Work order 1 - Return the stretch of the puppy thread from "And I love that" through "should be done.", copied word for word.
Work order 2 - Using the puppy thread, mark each statement yes or no and quote the words that decide it: (a) Sayer will lick her calcium supplement off a spoon. (b) Eyes opening this early is usual for the poster's litters. (c) The litter has more than one boy.
Work order 3 - Extend the puppy thread from the point where it stops.

Source text -
:::

I love that you weigh your puppies and keep track of who is growing and who might not be!
I love that you give personal attention to your pups every day so the pups get used to being handled and household noises!
I love that you bathe them and trim their nails!
I love that you will be able to tell new owners which puppies will be the best fit as you KNOW your pups personalities! As well as the new owners.
I love that you keep such wonderful records to be able to answer questions from people like me who ask!
And I love that you take them for a vet check before going to new homes!

All of you are awesome and so grateful that you take the time to let us share in the process. You offer such a gift to enlighten people on how it should be done.


----------



## Brinkleythegolden (Jun 18, 2012)

Aw, how sweet!


----------



## Ljilly28 (Jan 22, 2008)

Yes, she was the last one born. Sayer is taking hour breaks here and there, to visit her buddies, go potty chew a bone, and get spoiled with a ton of meals and calcium rich food plus Breeder's Edge Calcium which she will lick off a spoon . She is very serene mama, but attentive. She is more careful than I am used to and really watched where she places her feet, which is nice.


----------



## Ljilly28 (Jan 22, 2008)

There is always one. . . Pink Girl eats first and then goes to sleep first lol. The only boy is on top of the pig pile


----------



## Ljilly28 (Jan 22, 2008)

The babies all have black pigment now, and recognize my smell and Sayer's from a good distance away.


----------



## Ljilly28 (Jan 22, 2008)

Big puppies need love too, so Dreamer gets play time after the pups are weighed and do their ENS


----------



## Ljilly28 (Jan 22, 2008)

Sayer is proud of her babies, and never minds admirers


----------



## Sweet Girl (Jun 10, 2010)

One of my favourite things is brand new, little black paw pads. Love those pics.


----------



## CAROLINA MOM (May 12, 2009)

They get more beautiful each day........they look really great and so healthy.


----------



## Sandy22 (Mar 12, 2016)

What a beautiful Mom and precious babies! Thanks for sharing.


----------



## Ivyacres (Jun 3, 2011)

Just caught up on this wonderful thread, Congrats. They are all beautiful.


----------



## Ljilly28 (Jan 22, 2008)

They seem to be opening their eyes- this would be the earliest of any litter of mine. I cant wait until they can see and hear .


----------



## AGirlNamedScout (Apr 3, 2018)

:::

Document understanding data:

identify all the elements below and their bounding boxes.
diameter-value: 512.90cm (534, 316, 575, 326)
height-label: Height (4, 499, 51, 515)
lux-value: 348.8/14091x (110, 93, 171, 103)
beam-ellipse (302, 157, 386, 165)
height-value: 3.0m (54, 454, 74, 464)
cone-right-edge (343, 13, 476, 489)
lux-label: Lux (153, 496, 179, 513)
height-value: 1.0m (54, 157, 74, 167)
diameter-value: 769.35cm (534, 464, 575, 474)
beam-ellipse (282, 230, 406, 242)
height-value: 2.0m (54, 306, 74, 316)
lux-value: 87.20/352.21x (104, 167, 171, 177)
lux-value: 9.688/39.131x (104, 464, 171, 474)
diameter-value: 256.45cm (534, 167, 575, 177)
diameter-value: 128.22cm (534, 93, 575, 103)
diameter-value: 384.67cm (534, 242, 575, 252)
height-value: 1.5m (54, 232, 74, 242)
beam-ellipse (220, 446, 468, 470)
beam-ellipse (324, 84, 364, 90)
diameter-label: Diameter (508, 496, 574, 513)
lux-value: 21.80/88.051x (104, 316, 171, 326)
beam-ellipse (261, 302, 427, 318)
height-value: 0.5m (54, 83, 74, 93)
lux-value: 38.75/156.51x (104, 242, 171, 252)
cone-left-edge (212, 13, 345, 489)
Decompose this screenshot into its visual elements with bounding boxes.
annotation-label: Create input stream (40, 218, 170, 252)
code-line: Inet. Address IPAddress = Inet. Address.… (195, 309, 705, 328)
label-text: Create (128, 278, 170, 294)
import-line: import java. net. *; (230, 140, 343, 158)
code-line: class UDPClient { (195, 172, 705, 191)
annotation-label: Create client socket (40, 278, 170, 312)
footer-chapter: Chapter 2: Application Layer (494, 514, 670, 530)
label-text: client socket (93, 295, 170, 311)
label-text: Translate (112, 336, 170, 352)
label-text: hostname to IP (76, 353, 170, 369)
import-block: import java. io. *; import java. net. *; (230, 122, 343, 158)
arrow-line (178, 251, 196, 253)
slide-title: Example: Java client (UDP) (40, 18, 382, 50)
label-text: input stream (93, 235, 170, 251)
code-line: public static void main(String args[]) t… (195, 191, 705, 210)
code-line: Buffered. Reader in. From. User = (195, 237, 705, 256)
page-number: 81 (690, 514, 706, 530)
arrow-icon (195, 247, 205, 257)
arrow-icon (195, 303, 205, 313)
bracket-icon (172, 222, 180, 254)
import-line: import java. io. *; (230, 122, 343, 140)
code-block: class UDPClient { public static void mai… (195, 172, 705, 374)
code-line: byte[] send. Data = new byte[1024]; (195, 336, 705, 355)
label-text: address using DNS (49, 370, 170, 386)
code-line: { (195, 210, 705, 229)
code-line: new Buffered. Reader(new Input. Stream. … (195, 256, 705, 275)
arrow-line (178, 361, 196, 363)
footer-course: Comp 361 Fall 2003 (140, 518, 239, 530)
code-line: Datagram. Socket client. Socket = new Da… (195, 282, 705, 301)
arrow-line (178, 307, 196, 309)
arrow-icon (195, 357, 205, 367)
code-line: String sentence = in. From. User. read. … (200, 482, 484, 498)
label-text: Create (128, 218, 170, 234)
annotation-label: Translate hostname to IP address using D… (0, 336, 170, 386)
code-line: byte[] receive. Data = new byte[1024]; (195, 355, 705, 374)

:::

Answer section 1 -
And I love that you take them for a vet check before going to new homes!

All of you are awesome and so grateful that you take the time to let us share in the process. You offer such a gift to enlighten people on how it should be done.

Answer section 2 -
(a) Yes: "Breeder's Edge Calcium which she will lick off a spoon"
(b) No: "this would be the earliest of any litter of mine"
(c) No: "The only boy is on top of the pig pile"

Answer section 3 -
All caught up!


----------



## Ljilly28 (Jan 22, 2008)

Pink girl- first born, first to 2lbs, first to open her eyes


----------



## Ljilly28 (Jan 22, 2008)

Sayer and her 4 week old crew met their forever homes yesterday. It was really sweet seeing all the love going both ways.


----------



## Ljilly28 (Jan 22, 2008)

Big puppy Dreamer loves the little pups


----------



## Ljilly28 (Jan 22, 2008)

omg they fell asleep in their food, and they are sticky messes for Sayer to wash clean


----------



## CAROLINA MOM (May 12, 2009)

GREAT pictures, they're so cute, beautiful pups.


----------



## Piper_the_goldenpuppy (Aug 26, 2016)

I've been wondering how your litter was doing! What adorable pictures!!!! My heart. I love the puppy yawns.


----------



## Mr. Fuzzyface (Dec 20, 2009)

Look at those precious little babies! Happy Mother's Day to Sayer!


----------



## Rusty9294 (Mar 2, 2018)

I love the "real world" picture -- now that was a task for Sayer! Looking forward to watching them continue to develop. thanks for keeping us posted!


----------



## Ashley P (Feb 23, 2018)

They have already grown so much!! Soo sweet!


----------



## Pytheis (Mar 17, 2016)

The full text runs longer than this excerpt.